[start DATA EXCERPTS]

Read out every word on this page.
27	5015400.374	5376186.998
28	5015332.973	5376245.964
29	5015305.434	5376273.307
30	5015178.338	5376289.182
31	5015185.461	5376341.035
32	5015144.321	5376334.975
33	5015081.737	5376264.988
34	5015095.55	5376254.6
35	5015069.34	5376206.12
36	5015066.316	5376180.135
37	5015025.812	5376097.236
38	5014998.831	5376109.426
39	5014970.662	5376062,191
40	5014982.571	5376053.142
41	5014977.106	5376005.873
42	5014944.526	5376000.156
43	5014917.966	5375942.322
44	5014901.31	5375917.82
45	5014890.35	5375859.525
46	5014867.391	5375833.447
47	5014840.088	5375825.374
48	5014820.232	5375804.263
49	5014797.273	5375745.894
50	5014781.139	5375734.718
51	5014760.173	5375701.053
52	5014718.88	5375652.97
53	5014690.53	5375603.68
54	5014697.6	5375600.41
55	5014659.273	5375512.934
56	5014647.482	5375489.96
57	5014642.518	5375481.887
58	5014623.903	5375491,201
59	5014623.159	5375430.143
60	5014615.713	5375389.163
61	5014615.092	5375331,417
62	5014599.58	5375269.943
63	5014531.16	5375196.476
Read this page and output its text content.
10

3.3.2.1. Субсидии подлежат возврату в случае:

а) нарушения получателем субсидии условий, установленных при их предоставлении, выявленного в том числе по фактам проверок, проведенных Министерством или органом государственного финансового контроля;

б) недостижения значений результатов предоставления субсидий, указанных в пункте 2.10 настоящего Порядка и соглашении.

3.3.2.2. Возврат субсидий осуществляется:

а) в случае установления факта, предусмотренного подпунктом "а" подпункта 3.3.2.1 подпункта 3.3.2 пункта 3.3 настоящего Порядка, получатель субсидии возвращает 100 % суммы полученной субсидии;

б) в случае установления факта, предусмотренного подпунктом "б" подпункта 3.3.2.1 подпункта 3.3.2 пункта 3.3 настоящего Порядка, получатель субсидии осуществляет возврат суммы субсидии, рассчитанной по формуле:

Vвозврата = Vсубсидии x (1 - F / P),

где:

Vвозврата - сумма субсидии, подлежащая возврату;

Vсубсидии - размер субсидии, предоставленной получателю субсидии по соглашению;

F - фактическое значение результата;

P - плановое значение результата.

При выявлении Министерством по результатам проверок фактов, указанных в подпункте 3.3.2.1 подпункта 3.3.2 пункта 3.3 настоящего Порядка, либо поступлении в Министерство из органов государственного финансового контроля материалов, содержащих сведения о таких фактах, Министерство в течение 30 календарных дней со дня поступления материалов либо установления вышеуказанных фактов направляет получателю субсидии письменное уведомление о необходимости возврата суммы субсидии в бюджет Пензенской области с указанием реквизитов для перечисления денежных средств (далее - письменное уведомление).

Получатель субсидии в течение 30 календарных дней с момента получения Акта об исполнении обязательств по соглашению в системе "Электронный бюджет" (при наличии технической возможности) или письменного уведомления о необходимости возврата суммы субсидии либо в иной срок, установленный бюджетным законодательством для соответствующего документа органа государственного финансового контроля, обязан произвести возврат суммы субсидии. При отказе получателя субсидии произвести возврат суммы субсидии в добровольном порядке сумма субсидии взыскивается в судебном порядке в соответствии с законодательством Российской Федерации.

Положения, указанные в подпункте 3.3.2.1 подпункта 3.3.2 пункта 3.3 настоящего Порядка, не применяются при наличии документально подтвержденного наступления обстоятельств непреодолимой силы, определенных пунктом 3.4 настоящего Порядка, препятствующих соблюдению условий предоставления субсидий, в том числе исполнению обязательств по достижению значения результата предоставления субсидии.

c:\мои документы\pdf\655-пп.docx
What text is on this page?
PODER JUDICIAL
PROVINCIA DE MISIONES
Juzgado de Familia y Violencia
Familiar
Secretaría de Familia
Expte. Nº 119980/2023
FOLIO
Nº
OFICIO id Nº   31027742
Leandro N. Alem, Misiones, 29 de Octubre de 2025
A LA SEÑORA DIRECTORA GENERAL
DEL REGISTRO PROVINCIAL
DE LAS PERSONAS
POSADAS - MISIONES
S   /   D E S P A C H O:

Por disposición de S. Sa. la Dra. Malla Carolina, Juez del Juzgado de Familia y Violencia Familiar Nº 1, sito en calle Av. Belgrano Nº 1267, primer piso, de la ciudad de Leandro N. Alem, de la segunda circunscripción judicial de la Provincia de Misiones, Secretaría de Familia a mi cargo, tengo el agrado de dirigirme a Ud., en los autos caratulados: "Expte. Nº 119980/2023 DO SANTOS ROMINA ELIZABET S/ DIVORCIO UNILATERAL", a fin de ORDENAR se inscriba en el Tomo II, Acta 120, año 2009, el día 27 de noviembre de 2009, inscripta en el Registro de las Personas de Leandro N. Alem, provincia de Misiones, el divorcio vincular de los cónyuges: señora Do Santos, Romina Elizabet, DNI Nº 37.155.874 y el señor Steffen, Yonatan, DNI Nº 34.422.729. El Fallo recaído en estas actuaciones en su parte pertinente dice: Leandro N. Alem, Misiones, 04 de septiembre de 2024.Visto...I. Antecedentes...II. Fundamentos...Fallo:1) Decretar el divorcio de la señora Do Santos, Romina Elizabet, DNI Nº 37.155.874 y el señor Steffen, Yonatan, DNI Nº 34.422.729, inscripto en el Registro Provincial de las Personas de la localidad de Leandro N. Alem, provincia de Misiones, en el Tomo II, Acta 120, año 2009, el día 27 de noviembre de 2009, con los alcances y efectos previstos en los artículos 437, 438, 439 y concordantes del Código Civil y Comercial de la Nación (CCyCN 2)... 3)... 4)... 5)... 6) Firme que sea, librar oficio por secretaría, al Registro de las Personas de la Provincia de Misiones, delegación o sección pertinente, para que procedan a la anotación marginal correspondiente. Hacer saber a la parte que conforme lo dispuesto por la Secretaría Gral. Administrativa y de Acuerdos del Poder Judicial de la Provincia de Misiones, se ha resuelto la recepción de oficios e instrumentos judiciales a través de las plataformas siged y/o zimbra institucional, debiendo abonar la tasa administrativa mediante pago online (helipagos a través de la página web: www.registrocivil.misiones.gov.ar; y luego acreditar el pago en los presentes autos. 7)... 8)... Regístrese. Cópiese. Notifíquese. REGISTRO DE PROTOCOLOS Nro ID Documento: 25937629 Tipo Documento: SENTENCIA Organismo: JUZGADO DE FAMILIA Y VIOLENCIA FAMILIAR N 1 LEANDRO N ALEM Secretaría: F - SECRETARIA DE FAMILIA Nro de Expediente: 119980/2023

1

[end DATA EXCERPTS]

→ **WRITTEN EXERCISE**
Identify every line above with the string "возврату" in it. Copy those lines.

→ **TASK SOLUTION**
3.3.2.1. Субсидии подлежат возврату в случае:
Vвозврата - сумма субсидии, подлежащая возврату;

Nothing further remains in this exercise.